Extracted data entries
····················
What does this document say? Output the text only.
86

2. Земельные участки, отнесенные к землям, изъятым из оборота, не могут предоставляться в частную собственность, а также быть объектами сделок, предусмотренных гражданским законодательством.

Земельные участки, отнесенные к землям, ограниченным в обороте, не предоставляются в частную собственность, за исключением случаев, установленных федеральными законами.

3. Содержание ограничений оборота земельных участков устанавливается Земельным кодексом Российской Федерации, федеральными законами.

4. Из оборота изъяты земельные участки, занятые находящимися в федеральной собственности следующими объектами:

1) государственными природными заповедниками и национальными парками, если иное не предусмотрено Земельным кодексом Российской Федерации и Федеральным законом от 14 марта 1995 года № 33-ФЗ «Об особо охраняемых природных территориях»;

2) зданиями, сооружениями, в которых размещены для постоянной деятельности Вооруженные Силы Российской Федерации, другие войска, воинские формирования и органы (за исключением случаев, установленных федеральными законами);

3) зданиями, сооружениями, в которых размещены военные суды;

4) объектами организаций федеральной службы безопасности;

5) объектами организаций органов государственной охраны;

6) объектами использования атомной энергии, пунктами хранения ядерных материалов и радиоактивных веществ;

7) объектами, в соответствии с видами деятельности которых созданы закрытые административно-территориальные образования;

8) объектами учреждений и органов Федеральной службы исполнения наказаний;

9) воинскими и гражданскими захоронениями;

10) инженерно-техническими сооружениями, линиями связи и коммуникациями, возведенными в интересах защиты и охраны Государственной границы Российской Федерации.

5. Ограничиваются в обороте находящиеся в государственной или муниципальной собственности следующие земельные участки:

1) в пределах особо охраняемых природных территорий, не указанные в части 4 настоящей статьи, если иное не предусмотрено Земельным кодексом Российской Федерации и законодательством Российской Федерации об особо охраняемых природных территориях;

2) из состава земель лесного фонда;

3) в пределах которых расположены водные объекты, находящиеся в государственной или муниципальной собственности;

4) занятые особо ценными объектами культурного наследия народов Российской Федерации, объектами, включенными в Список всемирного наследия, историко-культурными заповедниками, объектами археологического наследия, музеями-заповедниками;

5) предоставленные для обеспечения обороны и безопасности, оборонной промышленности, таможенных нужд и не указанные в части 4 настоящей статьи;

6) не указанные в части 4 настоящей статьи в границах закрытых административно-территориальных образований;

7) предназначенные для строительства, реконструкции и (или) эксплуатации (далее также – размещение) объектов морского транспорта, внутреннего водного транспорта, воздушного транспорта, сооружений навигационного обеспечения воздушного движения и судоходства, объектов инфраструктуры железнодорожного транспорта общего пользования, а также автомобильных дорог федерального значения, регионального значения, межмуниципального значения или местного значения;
····················
▶ **JOB**
All lines above with "службы" in them should be returned.

▶ **THE ANSWER**
4) объектами организаций федеральной службы безопасности;
8) объектами учреждений и органов Федеральной службы исполнения наказаний;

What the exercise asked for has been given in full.